Goal of the exercise -> Write the material out again exactly as it stands.

Items from a data source

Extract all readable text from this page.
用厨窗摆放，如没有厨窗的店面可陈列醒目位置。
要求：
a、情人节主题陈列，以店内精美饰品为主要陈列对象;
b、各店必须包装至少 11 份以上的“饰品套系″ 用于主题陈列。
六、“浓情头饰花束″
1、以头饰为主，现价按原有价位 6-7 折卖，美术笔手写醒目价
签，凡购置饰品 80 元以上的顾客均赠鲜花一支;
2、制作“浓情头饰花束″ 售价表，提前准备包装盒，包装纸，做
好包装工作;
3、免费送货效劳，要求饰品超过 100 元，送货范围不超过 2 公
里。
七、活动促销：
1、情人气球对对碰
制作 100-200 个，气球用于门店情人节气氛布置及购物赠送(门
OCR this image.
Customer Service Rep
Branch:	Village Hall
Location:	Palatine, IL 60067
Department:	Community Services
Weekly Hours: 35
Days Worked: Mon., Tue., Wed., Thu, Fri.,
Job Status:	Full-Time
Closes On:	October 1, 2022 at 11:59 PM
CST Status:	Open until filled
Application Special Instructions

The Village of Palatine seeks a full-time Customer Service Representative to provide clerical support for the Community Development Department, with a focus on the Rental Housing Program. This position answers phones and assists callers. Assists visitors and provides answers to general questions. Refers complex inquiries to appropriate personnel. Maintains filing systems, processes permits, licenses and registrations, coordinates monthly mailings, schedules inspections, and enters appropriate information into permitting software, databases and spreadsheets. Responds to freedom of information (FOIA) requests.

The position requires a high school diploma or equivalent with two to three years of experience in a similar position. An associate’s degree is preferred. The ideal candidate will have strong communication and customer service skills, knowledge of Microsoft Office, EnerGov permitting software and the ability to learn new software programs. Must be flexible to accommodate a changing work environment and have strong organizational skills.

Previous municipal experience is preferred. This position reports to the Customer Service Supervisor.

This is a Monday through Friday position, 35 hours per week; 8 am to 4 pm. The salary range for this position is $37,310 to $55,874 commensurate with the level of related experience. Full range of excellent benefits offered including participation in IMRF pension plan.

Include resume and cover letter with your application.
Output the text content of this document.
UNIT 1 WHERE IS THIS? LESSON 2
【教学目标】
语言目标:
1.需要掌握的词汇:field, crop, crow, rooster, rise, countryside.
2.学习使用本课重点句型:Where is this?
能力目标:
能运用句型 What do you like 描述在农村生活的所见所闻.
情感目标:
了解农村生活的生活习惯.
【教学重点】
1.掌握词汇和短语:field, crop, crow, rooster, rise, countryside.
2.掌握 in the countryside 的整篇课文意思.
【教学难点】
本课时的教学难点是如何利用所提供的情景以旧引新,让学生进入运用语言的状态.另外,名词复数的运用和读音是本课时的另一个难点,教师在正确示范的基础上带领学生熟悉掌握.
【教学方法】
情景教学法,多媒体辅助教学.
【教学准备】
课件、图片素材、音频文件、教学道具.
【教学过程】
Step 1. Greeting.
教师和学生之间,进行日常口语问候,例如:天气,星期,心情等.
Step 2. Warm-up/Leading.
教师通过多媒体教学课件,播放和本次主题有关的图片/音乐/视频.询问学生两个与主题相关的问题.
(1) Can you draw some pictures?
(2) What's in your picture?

Answer ->
Extract all readable text from this page.
用厨窗摆放，如没有厨窗的店面可陈列醒目位置。
要求：
a、情人节主题陈列，以店内精美饰品为主要陈列对象;
b、各店必须包装至少 11 份以上的“饰品套系″ 用于主题陈列。
六、“浓情头饰花束″
1、以头饰为主，现价按原有价位 6-7 折卖，美术笔手写醒目价
签，凡购置饰品 80 元以上的顾客均赠鲜花一支;
2、制作“浓情头饰花束″ 售价表，提前准备包装盒，包装纸，做
好包装工作;
3、免费送货效劳，要求饰品超过 100 元，送货范围不超过 2 公
里。
七、活动促销：
1、情人气球对对碰
制作 100-200 个，气球用于门店情人节气氛布置及购物赠送(门
OCR this image.
Customer Service Rep
Branch:	Village Hall
Location:	Palatine, IL 60067
Department:	Community Services
Weekly Hours: 35
Days Worked: Mon., Tue., Wed., Thu, Fri.,
Job Status:	Full-Time
Closes On:	October 1, 2022 at 11:59 PM
CST Status:	Open until filled
Application Special Instructions

The Village of Palatine seeks a full-time Customer Service Representative to provide clerical support for the Community Development Department, with a focus on the Rental Housing Program. This position answers phones and assists callers. Assists visitors and provides answers to general questions. Refers complex inquiries to appropriate personnel. Maintains filing systems, processes permits, licenses and registrations, coordinates monthly mailings, schedules inspections, and enters appropriate information into permitting software, databases and spreadsheets. Responds to freedom of information (FOIA) requests.

The position requires a high school diploma or equivalent with two to three years of experience in a similar position. An associate’s degree is preferred. The ideal candidate will have strong communication and customer service skills, knowledge of Microsoft Office, EnerGov permitting software and the ability to learn new software programs. Must be flexible to accommodate a changing work environment and have strong organizational skills.

Previous municipal experience is preferred. This position reports to the Customer Service Supervisor.

This is a Monday through Friday position, 35 hours per week; 8 am to 4 pm. The salary range for this position is $37,310 to $55,874 commensurate with the level of related experience. Full range of excellent benefits offered including participation in IMRF pension plan.

Include resume and cover letter with your application.
Output the text content of this document.
UNIT 1 WHERE IS THIS? LESSON 2
【教学目标】
语言目标:
1.需要掌握的词汇:field, crop, crow, rooster, rise, countryside.
2.学习使用本课重点句型:Where is this?
能力目标:
能运用句型 What do you like 描述在农村生活的所见所闻.
情感目标:
了解农村生活的生活习惯.
【教学重点】
1.掌握词汇和短语:field, crop, crow, rooster, rise, countryside.
2.掌握 in the countryside 的整篇课文意思.
【教学难点】
本课时的教学难点是如何利用所提供的情景以旧引新,让学生进入运用语言的状态.另外,名词复数的运用和读音是本课时的另一个难点,教师在正确示范的基础上带领学生熟悉掌握.
【教学方法】
情景教学法,多媒体辅助教学.
【教学准备】
课件、图片素材、音频文件、教学道具.
【教学过程】
Step 1. Greeting.
教师和学生之间,进行日常口语问候,例如:天气,星期,心情等.
Step 2. Warm-up/Leading.
教师通过多媒体教学课件,播放和本次主题有关的图片/音乐/视频.询问学生两个与主题相关的问题.
(1) Can you draw some pictures?
(2) What's in your picture?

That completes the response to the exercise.